Your task is to give the data again, exactly, with every line intact.
** Begin TASK INPUT **
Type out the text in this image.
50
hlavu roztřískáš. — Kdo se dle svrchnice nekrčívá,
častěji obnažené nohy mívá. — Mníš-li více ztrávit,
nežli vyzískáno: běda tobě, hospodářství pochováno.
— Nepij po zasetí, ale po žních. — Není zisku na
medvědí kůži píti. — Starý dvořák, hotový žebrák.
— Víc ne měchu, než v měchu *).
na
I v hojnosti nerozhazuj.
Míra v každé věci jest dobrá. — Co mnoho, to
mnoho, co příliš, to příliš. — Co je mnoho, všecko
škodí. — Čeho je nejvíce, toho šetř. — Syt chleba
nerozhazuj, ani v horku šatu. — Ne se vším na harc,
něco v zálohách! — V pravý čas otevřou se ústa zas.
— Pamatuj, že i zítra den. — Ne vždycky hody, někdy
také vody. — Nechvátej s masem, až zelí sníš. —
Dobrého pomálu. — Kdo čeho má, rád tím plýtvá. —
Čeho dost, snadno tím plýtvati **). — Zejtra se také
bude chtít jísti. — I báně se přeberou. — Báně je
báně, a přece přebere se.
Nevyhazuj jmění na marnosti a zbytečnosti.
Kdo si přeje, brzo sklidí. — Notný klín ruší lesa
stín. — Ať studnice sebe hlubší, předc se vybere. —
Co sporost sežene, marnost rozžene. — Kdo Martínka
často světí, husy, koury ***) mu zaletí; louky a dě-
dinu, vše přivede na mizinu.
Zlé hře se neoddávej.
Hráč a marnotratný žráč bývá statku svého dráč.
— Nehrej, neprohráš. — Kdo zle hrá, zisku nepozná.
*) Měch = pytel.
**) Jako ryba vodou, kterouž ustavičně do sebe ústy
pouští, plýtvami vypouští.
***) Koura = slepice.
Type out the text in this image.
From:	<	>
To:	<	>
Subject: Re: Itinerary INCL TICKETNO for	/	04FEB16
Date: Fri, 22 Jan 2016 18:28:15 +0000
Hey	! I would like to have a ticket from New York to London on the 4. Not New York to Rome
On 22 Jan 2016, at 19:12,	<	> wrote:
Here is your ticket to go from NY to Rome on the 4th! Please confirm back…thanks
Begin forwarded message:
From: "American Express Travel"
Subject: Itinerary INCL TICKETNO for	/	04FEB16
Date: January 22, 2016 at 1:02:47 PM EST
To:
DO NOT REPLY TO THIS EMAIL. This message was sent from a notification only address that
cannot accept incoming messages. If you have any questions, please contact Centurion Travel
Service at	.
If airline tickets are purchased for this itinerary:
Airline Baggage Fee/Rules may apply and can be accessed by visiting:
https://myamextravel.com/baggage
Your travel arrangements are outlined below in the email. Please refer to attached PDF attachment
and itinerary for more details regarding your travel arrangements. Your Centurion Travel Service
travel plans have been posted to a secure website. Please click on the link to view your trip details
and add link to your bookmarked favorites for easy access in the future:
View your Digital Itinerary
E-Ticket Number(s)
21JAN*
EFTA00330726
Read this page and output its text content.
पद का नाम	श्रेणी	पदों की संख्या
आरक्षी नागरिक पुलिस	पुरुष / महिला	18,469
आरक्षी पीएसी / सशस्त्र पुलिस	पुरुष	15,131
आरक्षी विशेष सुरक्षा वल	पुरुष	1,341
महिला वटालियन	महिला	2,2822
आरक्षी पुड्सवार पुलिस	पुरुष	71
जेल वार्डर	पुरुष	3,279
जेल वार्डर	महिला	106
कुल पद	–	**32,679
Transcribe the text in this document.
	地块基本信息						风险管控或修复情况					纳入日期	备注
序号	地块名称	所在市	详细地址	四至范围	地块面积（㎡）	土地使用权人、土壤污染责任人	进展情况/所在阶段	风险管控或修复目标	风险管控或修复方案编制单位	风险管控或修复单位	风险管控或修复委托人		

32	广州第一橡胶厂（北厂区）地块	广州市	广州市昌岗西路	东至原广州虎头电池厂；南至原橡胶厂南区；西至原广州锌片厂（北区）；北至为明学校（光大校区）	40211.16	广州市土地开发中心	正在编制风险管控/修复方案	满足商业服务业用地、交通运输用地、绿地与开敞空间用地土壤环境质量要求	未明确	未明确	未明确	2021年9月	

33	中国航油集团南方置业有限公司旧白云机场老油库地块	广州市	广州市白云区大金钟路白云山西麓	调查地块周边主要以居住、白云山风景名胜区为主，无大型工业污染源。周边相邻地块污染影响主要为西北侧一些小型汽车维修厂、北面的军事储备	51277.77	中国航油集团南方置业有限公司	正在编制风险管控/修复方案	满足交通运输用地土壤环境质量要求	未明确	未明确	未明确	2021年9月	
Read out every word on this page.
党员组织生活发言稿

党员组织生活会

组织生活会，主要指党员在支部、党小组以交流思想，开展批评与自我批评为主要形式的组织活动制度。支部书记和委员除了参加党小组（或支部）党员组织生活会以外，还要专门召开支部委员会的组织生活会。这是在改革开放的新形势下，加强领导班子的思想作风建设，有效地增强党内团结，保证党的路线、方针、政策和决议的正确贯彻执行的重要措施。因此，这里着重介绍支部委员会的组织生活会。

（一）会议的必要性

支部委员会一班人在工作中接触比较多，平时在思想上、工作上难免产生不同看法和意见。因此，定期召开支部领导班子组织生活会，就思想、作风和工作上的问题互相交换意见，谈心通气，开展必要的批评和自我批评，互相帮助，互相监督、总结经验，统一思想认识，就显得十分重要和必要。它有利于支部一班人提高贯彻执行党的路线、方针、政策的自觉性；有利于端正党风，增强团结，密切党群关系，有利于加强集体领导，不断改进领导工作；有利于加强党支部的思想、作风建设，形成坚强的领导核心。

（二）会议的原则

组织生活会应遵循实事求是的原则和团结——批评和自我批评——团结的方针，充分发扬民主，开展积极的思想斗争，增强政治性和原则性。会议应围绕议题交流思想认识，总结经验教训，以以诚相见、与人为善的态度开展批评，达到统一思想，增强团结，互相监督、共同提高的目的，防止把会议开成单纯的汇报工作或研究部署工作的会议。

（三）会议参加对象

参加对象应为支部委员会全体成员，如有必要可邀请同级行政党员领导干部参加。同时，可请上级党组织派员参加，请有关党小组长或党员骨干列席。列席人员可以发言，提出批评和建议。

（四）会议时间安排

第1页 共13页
** End TASK INPUT **
§ PROBLEM SOLUTION
Type out the text in this image.
50
hlavu roztřískáš. — Kdo se dle svrchnice nekrčívá,
častěji obnažené nohy mívá. — Mníš-li více ztrávit,
nežli vyzískáno: běda tobě, hospodářství pochováno.
— Nepij po zasetí, ale po žních. — Není zisku na
medvědí kůži píti. — Starý dvořák, hotový žebrák.
— Víc ne měchu, než v měchu *).
na
I v hojnosti nerozhazuj.
Míra v každé věci jest dobrá. — Co mnoho, to
mnoho, co příliš, to příliš. — Co je mnoho, všecko
škodí. — Čeho je nejvíce, toho šetř. — Syt chleba
nerozhazuj, ani v horku šatu. — Ne se vším na harc,
něco v zálohách! — V pravý čas otevřou se ústa zas.
— Pamatuj, že i zítra den. — Ne vždycky hody, někdy
také vody. — Nechvátej s masem, až zelí sníš. —
Dobrého pomálu. — Kdo čeho má, rád tím plýtvá. —
Čeho dost, snadno tím plýtvati **). — Zejtra se také
bude chtít jísti. — I báně se přeberou. — Báně je
báně, a přece přebere se.
Nevyhazuj jmění na marnosti a zbytečnosti.
Kdo si přeje, brzo sklidí. — Notný klín ruší lesa
stín. — Ať studnice sebe hlubší, předc se vybere. —
Co sporost sežene, marnost rozžene. — Kdo Martínka
často světí, husy, koury ***) mu zaletí; louky a dě-
dinu, vše přivede na mizinu.
Zlé hře se neoddávej.
Hráč a marnotratný žráč bývá statku svého dráč.
— Nehrej, neprohráš. — Kdo zle hrá, zisku nepozná.
*) Měch = pytel.
**) Jako ryba vodou, kterouž ustavičně do sebe ústy
pouští, plýtvami vypouští.
***) Koura = slepice.
Type out the text in this image.
From:	<	>
To:	<	>
Subject: Re: Itinerary INCL TICKETNO for	/	04FEB16
Date: Fri, 22 Jan 2016 18:28:15 +0000
Hey	! I would like to have a ticket from New York to London on the 4. Not New York to Rome
On 22 Jan 2016, at 19:12,	<	> wrote:
Here is your ticket to go from NY to Rome on the 4th! Please confirm back…thanks
Begin forwarded message:
From: "American Express Travel"
Subject: Itinerary INCL TICKETNO for	/	04FEB16
Date: January 22, 2016 at 1:02:47 PM EST
To:
DO NOT REPLY TO THIS EMAIL. This message was sent from a notification only address that
cannot accept incoming messages. If you have any questions, please contact Centurion Travel
Service at	.
If airline tickets are purchased for this itinerary:
Airline Baggage Fee/Rules may apply and can be accessed by visiting:
https://myamextravel.com/baggage
Your travel arrangements are outlined below in the email. Please refer to attached PDF attachment
and itinerary for more details regarding your travel arrangements. Your Centurion Travel Service
travel plans have been posted to a secure website. Please click on the link to view your trip details
and add link to your bookmarked favorites for easy access in the future:
View your Digital Itinerary
E-Ticket Number(s)
21JAN*
EFTA00330726
Read this page and output its text content.
पद का नाम	श्रेणी	पदों की संख्या
आरक्षी नागरिक पुलिस	पुरुष / महिला	18,469
आरक्षी पीएसी / सशस्त्र पुलिस	पुरुष	15,131
आरक्षी विशेष सुरक्षा वल	पुरुष	1,341
महिला वटालियन	महिला	2,2822
आरक्षी पुड्सवार पुलिस	पुरुष	71
जेल वार्डर	पुरुष	3,279
जेल वार्डर	महिला	106
कुल पद	–	**32,679
Transcribe the text in this document.
	地块基本信息						风险管控或修复情况					纳入日期	备注
序号	地块名称	所在市	详细地址	四至范围	地块面积（㎡）	土地使用权人、土壤污染责任人	进展情况/所在阶段	风险管控或修复目标	风险管控或修复方案编制单位	风险管控或修复单位	风险管控或修复委托人		

32	广州第一橡胶厂（北厂区）地块	广州市	广州市昌岗西路	东至原广州虎头电池厂；南至原橡胶厂南区；西至原广州锌片厂（北区）；北至为明学校（光大校区）	40211.16	广州市土地开发中心	正在编制风险管控/修复方案	满足商业服务业用地、交通运输用地、绿地与开敞空间用地土壤环境质量要求	未明确	未明确	未明确	2021年9月	

33	中国航油集团南方置业有限公司旧白云机场老油库地块	广州市	广州市白云区大金钟路白云山西麓	调查地块周边主要以居住、白云山风景名胜区为主，无大型工业污染源。周边相邻地块污染影响主要为西北侧一些小型汽车维修厂、北面的军事储备	51277.77	中国航油集团南方置业有限公司	正在编制风险管控/修复方案	满足交通运输用地土壤环境质量要求	未明确	未明确	未明确	2021年9月	
Read out every word on this page.
党员组织生活发言稿

党员组织生活会

组织生活会，主要指党员在支部、党小组以交流思想，开展批评与自我批评为主要形式的组织活动制度。支部书记和委员除了参加党小组（或支部）党员组织生活会以外，还要专门召开支部委员会的组织生活会。这是在改革开放的新形势下，加强领导班子的思想作风建设，有效地增强党内团结，保证党的路线、方针、政策和决议的正确贯彻执行的重要措施。因此，这里着重介绍支部委员会的组织生活会。

（一）会议的必要性

支部委员会一班人在工作中接触比较多，平时在思想上、工作上难免产生不同看法和意见。因此，定期召开支部领导班子组织生活会，就思想、作风和工作上的问题互相交换意见，谈心通气，开展必要的批评和自我批评，互相帮助，互相监督、总结经验，统一思想认识，就显得十分重要和必要。它有利于支部一班人提高贯彻执行党的路线、方针、政策的自觉性；有利于端正党风，增强团结，密切党群关系，有利于加强集体领导，不断改进领导工作；有利于加强党支部的思想、作风建设，形成坚强的领导核心。

（二）会议的原则

组织生活会应遵循实事求是的原则和团结——批评和自我批评——团结的方针，充分发扬民主，开展积极的思想斗争，增强政治性和原则性。会议应围绕议题交流思想认识，总结经验教训，以以诚相见、与人为善的态度开展批评，达到统一思想，增强团结，互相监督、共同提高的目的，防止把会议开成单纯的汇报工作或研究部署工作的会议。

（三）会议参加对象

参加对象应为支部委员会全体成员，如有必要可邀请同级行政党员领导干部参加。同时，可请上级党组织派员参加，请有关党小组长或党员骨干列席。列席人员可以发言，提出批评和建议。

（四）会议时间安排

第1页 共13页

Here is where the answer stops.